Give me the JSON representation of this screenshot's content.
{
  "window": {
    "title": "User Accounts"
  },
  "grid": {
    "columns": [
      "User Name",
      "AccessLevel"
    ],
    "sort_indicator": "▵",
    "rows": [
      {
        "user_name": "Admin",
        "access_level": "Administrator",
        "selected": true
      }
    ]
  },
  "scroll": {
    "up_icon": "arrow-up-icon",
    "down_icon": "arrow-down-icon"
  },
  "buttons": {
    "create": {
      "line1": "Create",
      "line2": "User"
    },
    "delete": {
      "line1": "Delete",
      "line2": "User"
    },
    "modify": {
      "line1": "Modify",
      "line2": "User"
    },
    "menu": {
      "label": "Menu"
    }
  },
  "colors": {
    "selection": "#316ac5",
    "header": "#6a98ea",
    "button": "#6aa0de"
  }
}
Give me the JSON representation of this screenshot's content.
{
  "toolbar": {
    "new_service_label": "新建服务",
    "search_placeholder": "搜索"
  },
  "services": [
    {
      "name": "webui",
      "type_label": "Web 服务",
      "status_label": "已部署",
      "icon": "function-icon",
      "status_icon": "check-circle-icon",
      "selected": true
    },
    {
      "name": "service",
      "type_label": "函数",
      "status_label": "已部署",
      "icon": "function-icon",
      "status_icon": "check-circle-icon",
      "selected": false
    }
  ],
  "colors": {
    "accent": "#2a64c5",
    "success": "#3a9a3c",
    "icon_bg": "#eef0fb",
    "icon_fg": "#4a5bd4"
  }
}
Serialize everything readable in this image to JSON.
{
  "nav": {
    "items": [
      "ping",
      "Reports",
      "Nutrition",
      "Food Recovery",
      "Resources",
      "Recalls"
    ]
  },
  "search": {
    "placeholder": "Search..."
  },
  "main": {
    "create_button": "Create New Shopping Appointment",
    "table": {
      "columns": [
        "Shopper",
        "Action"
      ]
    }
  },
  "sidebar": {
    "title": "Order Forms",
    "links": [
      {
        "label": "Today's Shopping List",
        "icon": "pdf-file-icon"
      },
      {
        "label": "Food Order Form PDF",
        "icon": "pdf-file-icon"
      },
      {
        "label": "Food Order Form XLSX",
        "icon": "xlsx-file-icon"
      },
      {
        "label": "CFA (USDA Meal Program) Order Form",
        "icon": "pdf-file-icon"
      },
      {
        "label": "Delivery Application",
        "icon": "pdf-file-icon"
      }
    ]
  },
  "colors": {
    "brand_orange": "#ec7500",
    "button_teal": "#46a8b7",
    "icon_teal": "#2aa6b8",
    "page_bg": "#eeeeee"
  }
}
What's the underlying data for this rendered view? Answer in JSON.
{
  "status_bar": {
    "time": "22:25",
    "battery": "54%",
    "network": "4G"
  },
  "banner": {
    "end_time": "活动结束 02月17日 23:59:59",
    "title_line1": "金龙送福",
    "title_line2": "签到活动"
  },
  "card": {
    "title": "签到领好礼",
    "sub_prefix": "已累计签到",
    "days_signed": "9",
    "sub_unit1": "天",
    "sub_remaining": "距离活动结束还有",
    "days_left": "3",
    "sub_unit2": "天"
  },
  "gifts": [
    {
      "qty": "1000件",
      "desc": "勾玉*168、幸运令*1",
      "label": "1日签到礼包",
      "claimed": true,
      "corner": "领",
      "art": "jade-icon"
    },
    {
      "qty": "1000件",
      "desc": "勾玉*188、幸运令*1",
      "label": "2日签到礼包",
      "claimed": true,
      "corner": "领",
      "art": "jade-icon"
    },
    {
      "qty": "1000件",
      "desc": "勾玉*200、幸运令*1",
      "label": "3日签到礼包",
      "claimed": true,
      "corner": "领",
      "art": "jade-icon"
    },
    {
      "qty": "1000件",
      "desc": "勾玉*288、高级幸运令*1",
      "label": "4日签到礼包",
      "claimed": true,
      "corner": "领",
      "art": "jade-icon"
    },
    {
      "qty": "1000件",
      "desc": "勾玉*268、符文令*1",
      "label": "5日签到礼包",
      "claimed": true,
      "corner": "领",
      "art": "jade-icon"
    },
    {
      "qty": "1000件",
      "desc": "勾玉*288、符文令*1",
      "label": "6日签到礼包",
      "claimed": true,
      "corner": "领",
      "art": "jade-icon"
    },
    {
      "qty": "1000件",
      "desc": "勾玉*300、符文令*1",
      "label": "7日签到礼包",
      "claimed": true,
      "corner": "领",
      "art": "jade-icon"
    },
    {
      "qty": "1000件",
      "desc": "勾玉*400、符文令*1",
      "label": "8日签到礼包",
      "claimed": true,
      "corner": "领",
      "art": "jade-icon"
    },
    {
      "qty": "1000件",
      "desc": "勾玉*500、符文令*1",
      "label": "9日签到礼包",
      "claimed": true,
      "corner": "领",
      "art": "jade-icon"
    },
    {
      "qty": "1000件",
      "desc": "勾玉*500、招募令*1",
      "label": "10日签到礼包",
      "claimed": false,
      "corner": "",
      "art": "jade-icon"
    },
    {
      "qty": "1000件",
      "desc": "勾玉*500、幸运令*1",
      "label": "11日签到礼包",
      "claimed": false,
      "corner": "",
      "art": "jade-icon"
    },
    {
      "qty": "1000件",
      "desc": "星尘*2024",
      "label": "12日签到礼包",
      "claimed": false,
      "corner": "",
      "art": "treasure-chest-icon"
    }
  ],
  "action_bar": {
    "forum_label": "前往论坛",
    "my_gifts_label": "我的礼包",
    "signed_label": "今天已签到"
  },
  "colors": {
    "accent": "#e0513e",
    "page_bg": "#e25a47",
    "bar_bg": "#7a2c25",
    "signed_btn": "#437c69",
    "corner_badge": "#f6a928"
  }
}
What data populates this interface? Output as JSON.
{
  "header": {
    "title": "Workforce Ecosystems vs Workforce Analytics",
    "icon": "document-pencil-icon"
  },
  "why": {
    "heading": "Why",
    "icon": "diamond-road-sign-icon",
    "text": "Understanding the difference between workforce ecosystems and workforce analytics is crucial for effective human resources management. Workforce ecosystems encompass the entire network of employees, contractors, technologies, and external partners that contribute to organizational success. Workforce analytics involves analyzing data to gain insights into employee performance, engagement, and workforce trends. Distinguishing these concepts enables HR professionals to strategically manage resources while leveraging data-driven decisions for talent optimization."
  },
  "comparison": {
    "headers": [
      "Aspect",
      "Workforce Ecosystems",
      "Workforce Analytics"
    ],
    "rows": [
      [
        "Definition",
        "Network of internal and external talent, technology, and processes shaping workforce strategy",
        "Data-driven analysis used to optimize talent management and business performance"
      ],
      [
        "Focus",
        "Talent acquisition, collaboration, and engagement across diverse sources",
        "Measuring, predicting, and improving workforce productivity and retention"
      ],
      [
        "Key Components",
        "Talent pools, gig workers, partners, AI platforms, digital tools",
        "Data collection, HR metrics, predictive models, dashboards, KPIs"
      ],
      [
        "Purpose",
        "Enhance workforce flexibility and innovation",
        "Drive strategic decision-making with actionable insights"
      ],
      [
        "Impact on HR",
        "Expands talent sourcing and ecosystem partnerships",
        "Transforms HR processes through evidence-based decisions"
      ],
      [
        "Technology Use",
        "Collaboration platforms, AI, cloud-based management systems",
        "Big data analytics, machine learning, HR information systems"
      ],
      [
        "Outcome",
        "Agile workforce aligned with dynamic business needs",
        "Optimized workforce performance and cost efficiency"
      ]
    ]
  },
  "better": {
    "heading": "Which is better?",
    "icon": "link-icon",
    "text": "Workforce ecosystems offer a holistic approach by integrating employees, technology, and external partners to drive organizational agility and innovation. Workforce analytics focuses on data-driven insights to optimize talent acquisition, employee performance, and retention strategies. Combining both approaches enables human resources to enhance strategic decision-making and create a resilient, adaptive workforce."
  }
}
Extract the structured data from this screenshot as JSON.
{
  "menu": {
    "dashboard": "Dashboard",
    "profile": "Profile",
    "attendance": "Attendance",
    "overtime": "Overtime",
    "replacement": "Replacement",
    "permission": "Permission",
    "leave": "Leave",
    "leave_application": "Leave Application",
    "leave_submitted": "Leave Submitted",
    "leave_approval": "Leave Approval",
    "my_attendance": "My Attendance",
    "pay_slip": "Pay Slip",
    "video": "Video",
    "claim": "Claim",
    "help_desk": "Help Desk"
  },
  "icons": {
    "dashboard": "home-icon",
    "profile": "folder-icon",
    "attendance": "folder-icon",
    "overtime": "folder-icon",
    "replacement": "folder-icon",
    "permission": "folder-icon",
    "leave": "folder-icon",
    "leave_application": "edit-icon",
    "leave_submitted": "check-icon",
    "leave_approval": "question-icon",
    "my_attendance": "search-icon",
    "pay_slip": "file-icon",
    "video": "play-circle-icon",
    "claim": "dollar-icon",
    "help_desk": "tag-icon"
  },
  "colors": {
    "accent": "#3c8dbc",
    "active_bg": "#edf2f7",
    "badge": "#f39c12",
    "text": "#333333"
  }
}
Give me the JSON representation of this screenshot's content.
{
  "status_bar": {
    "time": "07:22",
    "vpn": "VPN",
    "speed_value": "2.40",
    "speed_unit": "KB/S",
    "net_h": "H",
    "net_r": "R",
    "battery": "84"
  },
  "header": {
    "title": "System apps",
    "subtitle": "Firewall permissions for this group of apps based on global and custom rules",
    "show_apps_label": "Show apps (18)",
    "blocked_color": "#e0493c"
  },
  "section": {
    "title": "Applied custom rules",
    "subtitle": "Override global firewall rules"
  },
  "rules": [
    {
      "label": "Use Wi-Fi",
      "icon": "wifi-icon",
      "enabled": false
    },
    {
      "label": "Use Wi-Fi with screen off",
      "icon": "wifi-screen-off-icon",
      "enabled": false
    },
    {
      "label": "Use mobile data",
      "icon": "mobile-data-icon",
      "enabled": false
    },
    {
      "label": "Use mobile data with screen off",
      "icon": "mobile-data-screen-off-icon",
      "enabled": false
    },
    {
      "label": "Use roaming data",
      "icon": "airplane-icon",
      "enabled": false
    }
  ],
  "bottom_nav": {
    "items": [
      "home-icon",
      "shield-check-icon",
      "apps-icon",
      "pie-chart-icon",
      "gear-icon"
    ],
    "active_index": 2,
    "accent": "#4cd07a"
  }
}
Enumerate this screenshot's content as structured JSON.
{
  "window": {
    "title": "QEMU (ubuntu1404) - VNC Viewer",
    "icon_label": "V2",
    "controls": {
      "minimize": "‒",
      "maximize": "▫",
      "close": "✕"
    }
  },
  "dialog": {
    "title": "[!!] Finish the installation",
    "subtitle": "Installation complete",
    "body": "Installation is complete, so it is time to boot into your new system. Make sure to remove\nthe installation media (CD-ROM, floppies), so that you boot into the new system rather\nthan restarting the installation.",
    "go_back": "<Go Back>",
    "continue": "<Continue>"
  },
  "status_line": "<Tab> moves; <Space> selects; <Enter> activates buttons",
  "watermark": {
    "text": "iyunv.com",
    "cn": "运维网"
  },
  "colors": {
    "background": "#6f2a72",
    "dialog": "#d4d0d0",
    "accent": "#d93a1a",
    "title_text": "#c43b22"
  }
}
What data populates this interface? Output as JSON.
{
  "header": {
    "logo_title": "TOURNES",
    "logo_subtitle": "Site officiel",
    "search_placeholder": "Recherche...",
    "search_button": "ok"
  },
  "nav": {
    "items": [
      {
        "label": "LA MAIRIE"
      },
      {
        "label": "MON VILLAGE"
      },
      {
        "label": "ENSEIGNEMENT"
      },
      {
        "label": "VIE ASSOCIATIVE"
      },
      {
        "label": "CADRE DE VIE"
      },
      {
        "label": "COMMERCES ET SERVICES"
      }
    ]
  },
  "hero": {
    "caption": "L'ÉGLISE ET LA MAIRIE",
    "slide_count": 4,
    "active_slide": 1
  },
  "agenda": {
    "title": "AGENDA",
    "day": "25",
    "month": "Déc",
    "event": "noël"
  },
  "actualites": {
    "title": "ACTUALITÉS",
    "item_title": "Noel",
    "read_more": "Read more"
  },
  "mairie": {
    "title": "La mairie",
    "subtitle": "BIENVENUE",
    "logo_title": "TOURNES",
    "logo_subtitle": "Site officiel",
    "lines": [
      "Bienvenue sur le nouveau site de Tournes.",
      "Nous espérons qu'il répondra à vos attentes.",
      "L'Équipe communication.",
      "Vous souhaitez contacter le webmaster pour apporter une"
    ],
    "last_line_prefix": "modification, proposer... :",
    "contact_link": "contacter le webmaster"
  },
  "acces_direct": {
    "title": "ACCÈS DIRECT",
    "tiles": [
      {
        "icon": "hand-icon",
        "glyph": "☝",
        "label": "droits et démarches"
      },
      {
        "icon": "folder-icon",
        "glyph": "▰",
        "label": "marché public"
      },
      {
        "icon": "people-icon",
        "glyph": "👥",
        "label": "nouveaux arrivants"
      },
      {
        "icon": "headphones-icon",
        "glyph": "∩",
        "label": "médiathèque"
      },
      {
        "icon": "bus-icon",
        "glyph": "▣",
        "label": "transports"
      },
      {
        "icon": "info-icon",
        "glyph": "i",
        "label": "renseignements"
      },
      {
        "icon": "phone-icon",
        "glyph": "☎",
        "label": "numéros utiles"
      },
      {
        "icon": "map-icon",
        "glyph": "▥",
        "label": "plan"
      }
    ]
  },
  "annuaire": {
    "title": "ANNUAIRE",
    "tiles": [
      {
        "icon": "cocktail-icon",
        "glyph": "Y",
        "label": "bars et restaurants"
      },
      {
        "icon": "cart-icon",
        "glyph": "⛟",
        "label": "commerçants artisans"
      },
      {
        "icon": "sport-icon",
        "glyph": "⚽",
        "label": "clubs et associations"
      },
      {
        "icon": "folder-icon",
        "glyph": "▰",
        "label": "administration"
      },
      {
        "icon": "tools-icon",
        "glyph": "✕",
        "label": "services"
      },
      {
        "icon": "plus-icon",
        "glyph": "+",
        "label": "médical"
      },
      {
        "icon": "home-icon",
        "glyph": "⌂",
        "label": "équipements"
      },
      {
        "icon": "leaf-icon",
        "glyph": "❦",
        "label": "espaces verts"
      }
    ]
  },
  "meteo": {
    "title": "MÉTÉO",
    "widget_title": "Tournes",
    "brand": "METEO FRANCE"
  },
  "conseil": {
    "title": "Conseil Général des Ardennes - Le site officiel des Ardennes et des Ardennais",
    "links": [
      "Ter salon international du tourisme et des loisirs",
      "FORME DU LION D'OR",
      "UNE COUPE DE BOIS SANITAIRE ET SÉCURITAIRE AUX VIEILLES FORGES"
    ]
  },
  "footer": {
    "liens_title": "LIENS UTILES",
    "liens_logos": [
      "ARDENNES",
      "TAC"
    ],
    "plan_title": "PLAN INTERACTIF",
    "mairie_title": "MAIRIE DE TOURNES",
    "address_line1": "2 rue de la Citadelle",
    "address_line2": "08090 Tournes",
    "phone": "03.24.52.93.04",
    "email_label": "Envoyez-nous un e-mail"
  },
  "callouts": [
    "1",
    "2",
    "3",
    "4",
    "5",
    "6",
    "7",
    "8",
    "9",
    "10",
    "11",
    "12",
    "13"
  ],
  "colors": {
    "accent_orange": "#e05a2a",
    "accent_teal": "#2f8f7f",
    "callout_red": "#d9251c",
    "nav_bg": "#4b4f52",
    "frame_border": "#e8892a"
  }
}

DIRECTION:
Which lines of the data include "home"? Copy each of them.

EXERCISE RESULT:
    "dashboard": "home-icon",
      "home-icon",
        "icon": "home-icon",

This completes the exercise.